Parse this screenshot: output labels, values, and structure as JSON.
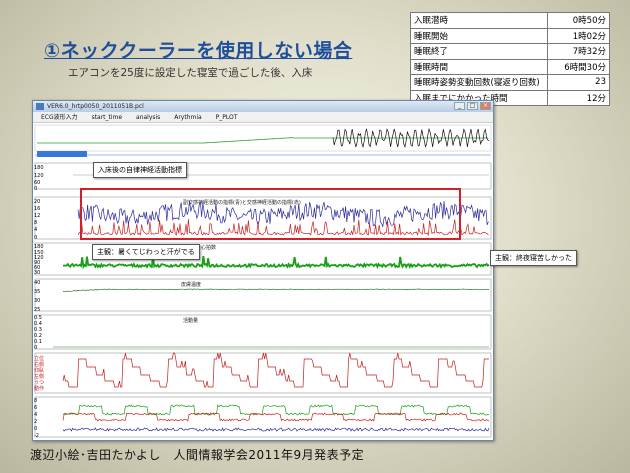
{
  "slide": {
    "title": "①ネッククーラーを使用しない場合",
    "subtitle": "エアコンを25度に設定した寝室で過ごした後、入床",
    "footer": "渡辺小絵･吉田たかよし　人間情報学会2011年9月発表予定"
  },
  "sleep_table": [
    {
      "label": "入眠潜時",
      "value": "0時50分"
    },
    {
      "label": "睡眠開始",
      "value": "1時02分"
    },
    {
      "label": "睡眠終了",
      "value": "7時32分"
    },
    {
      "label": "睡眠時間",
      "value": "6時間30分"
    },
    {
      "label": "睡眠時姿勢変動回数(寝返り回数)",
      "value": "23"
    },
    {
      "label": "入眠までにかかった時間",
      "value": "12分"
    }
  ],
  "window": {
    "title": "VER6.0_hrtp0050_2011051B.pcl",
    "controls": [
      "_",
      "□",
      "×"
    ],
    "menu": [
      "ECG波形入力",
      "start_time",
      "analysis",
      "Arythmia",
      "P_PLOT"
    ]
  },
  "callouts": {
    "autonomic": "入床後の自律神経活動指標",
    "main1": "主観：暑くてじわっと汗がでる",
    "main2": "主観：終夜寝苦しかった"
  },
  "panels": {
    "autonomic_title": "副交感神経活動の指標(青)と交感神経活動の指標(赤)",
    "hr_title": "心拍数",
    "temp_title": "皮膚温度",
    "activity_title": "活動量",
    "posture_labels": [
      "立位",
      "右側",
      "仰臥",
      "左側",
      "うつ",
      "動作"
    ]
  },
  "axes": {
    "ecg_top": [
      "180",
      "120",
      "60",
      "0"
    ],
    "autonomic": [
      "20",
      "16",
      "12",
      "8",
      "4",
      "0"
    ],
    "hr": [
      "180",
      "150",
      "120",
      "90",
      "60",
      "30"
    ],
    "temp": [
      "40",
      "35",
      "30",
      "25"
    ],
    "activity": [
      "0.5",
      "0.4",
      "0.3",
      "0.2",
      "0.1",
      "0"
    ],
    "bottom": [
      "8",
      "6",
      "4",
      "2",
      "0",
      "-2"
    ]
  },
  "colors": {
    "title_blue": "#1e4e9c",
    "highlight_red": "#d0202a",
    "parasympathetic": "#2a2a9c",
    "sympathetic": "#cc2020",
    "heart_rate": "#18a018"
  }
}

**Stated problem**
Reproduce the data verbatim. Do not carry any picture into the copy.

**Final result**
Parse this screenshot: output labels, values, and structure as JSON.
{
  "slide": {
    "title": "①ネッククーラーを使用しない場合",
    "subtitle": "エアコンを25度に設定した寝室で過ごした後、入床",
    "footer": "渡辺小絵･吉田たかよし　人間情報学会2011年9月発表予定"
  },
  "sleep_table": [
    {
      "label": "入眠潜時",
      "value": "0時50分"
    },
    {
      "label": "睡眠開始",
      "value": "1時02分"
    },
    {
      "label": "睡眠終了",
      "value": "7時32分"
    },
    {
      "label": "睡眠時間",
      "value": "6時間30分"
    },
    {
      "label": "睡眠時姿勢変動回数(寝返り回数)",
      "value": "23"
    },
    {
      "label": "入眠までにかかった時間",
      "value": "12分"
    }
  ],
  "window": {
    "title": "VER6.0_hrtp0050_2011051B.pcl",
    "controls": [
      "_",
      "□",
      "×"
    ],
    "menu": [
      "ECG波形入力",
      "start_time",
      "analysis",
      "Arythmia",
      "P_PLOT"
    ]
  },
  "callouts": {
    "autonomic": "入床後の自律神経活動指標",
    "main1": "主観：暑くてじわっと汗がでる",
    "main2": "主観：終夜寝苦しかった"
  },
  "panels": {
    "autonomic_title": "副交感神経活動の指標(青)と交感神経活動の指標(赤)",
    "hr_title": "心拍数",
    "temp_title": "皮膚温度",
    "activity_title": "活動量",
    "posture_labels": [
      "立位",
      "右側",
      "仰臥",
      "左側",
      "うつ",
      "動作"
    ]
  },
  "axes": {
    "ecg_top": [
      "180",
      "120",
      "60",
      "0"
    ],
    "autonomic": [
      "20",
      "16",
      "12",
      "8",
      "4",
      "0"
    ],
    "hr": [
      "180",
      "150",
      "120",
      "90",
      "60",
      "30"
    ],
    "temp": [
      "40",
      "35",
      "30",
      "25"
    ],
    "activity": [
      "0.5",
      "0.4",
      "0.3",
      "0.2",
      "0.1",
      "0"
    ],
    "bottom": [
      "8",
      "6",
      "4",
      "2",
      "0",
      "-2"
    ]
  },
  "colors": {
    "title_blue": "#1e4e9c",
    "highlight_red": "#d0202a",
    "parasympathetic": "#2a2a9c",
    "sympathetic": "#cc2020",
    "heart_rate": "#18a018"
  }
}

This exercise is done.